(Figure dataset records)

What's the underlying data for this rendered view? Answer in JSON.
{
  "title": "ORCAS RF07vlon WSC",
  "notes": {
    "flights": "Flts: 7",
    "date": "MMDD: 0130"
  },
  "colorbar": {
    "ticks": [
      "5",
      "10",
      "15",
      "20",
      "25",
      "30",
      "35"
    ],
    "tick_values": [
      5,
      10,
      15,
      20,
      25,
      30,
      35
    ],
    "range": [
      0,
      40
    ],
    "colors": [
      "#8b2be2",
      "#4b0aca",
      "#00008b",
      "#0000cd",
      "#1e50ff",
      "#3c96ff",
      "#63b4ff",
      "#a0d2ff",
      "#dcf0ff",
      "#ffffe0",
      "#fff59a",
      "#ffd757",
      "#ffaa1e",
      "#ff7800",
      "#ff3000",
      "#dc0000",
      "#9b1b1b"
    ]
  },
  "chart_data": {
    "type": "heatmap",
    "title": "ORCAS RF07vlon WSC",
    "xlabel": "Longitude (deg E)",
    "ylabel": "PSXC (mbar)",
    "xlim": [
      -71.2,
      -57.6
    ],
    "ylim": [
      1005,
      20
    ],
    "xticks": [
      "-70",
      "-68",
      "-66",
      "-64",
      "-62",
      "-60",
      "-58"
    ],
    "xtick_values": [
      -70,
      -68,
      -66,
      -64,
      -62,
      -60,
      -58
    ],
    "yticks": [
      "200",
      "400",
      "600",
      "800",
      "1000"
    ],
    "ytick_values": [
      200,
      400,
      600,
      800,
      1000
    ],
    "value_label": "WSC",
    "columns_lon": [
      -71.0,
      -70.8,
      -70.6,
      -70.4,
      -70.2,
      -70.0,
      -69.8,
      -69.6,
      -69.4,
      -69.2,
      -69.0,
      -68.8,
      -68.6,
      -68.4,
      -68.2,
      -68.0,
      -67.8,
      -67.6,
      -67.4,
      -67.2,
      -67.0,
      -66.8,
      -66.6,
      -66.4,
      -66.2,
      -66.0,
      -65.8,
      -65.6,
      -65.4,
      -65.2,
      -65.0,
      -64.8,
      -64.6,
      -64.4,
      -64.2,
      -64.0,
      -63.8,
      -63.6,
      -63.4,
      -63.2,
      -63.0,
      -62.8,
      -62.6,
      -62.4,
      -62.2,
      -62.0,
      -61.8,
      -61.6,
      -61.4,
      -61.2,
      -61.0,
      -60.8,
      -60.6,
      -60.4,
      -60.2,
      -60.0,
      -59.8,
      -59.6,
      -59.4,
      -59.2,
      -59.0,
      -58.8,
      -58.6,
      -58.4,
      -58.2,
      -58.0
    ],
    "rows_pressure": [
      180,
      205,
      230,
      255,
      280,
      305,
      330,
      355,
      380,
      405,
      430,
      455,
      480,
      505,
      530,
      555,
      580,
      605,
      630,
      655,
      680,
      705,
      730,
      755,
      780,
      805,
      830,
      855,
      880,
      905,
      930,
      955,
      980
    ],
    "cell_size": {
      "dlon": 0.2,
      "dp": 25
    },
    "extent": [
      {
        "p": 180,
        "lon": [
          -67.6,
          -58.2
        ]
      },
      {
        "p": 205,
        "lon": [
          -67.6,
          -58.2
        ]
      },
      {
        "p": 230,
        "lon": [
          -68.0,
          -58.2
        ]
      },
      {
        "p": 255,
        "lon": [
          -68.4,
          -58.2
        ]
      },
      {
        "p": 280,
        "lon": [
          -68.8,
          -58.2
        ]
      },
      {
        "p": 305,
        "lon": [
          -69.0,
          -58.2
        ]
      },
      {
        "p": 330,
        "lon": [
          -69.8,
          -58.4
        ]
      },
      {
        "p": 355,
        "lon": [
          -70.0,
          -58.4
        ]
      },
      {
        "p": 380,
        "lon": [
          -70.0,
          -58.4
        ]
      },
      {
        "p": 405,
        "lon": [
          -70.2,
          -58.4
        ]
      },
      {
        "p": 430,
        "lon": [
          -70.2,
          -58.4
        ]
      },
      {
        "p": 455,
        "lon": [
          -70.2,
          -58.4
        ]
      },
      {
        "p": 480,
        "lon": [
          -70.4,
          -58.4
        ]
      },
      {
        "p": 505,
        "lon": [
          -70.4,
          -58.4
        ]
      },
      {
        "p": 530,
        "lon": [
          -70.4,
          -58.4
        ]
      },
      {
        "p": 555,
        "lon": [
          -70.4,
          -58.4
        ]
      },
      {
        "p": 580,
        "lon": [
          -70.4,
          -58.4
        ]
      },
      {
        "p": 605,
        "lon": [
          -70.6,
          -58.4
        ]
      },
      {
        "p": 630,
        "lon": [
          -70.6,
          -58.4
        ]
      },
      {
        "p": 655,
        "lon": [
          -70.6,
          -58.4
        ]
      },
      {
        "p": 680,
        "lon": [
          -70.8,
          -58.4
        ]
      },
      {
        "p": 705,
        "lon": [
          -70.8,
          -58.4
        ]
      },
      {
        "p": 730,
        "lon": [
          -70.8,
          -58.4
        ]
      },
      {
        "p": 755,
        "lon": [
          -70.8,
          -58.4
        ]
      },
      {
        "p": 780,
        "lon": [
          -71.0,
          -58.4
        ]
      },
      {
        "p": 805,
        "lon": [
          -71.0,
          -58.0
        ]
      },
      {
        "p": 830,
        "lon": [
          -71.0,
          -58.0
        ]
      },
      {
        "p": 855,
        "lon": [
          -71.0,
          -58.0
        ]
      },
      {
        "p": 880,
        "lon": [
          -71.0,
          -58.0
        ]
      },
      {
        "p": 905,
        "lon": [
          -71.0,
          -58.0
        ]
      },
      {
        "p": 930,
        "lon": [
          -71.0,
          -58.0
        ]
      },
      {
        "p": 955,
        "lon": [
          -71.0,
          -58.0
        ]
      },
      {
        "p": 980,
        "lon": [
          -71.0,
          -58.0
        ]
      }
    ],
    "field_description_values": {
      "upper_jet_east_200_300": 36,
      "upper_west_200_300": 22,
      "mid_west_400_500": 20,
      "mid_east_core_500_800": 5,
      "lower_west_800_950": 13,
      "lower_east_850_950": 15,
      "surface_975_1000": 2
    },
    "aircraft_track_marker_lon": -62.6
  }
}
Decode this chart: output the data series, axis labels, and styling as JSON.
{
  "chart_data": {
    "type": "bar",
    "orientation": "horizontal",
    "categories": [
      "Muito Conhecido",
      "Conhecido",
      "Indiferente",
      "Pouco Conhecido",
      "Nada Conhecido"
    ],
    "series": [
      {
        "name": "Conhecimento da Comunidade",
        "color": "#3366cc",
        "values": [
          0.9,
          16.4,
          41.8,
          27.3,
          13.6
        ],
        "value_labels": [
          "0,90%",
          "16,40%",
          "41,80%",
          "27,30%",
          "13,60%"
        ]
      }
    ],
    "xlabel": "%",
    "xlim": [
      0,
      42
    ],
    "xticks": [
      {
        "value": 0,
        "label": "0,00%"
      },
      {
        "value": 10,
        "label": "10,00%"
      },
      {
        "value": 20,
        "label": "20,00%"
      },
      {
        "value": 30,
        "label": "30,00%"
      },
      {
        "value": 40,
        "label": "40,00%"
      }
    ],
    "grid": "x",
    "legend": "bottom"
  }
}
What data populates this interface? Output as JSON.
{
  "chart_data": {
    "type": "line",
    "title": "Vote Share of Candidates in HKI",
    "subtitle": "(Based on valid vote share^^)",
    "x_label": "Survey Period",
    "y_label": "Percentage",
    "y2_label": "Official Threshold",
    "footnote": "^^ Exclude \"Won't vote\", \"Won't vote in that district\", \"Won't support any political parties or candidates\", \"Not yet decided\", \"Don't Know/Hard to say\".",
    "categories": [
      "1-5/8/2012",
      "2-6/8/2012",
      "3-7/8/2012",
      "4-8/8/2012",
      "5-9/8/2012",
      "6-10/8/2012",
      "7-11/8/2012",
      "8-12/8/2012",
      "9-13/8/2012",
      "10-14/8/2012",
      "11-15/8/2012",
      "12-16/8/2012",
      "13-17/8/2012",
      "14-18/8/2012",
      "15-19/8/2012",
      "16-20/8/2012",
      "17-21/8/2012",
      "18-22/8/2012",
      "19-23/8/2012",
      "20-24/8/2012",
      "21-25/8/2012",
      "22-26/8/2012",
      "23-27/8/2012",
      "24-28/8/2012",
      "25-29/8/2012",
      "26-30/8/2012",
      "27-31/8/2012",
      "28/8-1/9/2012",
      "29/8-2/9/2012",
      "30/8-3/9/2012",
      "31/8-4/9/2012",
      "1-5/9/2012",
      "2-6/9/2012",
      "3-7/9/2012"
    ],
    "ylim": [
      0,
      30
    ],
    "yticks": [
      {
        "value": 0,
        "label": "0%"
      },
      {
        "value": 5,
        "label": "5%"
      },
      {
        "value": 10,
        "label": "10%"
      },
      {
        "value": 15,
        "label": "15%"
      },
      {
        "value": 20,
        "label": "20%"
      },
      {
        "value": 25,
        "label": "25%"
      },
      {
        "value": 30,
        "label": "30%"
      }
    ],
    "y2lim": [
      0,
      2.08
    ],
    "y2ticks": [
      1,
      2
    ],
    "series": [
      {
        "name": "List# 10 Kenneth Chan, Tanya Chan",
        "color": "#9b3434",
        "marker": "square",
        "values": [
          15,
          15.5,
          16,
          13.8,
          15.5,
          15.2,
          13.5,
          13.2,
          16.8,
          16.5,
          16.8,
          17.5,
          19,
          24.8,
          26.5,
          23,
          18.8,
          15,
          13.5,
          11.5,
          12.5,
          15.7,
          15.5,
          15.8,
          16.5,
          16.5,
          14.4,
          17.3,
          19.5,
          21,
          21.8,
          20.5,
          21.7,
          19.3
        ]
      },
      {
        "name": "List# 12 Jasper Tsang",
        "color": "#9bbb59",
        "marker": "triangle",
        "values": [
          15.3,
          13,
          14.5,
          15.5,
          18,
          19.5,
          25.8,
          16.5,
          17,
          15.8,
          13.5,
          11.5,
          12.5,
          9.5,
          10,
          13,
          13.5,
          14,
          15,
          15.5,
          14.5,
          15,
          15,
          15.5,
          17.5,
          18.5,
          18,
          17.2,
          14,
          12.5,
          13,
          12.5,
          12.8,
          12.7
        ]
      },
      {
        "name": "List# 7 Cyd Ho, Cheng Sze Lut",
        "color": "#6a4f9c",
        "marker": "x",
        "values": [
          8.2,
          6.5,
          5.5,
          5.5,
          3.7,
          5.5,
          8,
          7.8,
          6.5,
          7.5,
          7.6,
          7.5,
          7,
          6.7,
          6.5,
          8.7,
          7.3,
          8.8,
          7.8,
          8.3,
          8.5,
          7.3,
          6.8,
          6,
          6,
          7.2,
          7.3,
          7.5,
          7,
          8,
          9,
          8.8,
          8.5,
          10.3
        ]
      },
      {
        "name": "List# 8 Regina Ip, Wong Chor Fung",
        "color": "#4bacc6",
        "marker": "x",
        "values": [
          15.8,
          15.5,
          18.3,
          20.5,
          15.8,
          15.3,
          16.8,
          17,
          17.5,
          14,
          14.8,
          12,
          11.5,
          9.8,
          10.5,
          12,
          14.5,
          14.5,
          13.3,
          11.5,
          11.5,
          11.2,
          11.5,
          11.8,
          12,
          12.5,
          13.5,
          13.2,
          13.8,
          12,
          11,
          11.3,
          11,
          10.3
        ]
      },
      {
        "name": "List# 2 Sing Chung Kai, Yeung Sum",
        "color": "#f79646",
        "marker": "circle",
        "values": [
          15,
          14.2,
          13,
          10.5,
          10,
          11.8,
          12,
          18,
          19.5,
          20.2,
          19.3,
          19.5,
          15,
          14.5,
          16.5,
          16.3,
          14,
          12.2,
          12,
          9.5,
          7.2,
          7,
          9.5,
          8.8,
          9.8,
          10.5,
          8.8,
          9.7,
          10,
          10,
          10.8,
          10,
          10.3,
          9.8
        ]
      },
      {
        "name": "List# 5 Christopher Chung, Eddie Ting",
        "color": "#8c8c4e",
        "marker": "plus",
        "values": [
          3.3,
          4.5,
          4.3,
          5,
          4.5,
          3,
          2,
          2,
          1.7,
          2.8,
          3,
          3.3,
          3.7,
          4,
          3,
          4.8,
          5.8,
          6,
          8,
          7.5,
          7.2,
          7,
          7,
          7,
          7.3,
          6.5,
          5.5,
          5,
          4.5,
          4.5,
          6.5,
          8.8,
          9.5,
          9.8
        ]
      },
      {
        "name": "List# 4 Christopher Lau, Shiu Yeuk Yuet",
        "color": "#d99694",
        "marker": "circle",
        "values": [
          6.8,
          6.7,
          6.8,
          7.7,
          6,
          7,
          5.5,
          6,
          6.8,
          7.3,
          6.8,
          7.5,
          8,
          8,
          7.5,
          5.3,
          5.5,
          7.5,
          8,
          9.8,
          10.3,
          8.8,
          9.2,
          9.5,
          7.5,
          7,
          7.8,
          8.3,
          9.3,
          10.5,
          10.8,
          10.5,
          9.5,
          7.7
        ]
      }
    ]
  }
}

- **Stated problem**: Pick out the lines above that hold the string "name" and show them.

- **Exercise output**:
        "name": "Conhecimento da Comunidade",
        "name": "List# 10 Kenneth Chan, Tanya Chan",
        "name": "List# 12 Jasper Tsang",
        "name": "List# 7 Cyd Ho, Cheng Sze Lut",
        "name": "List# 8 Regina Ip, Wong Chor Fung",
        "name": "List# 2 Sing Chung Kai, Yeung Sum",
        "name": "List# 5 Christopher Chung, Eddie Ting",
        "name": "List# 4 Christopher Lau, Shiu Yeuk Yuet",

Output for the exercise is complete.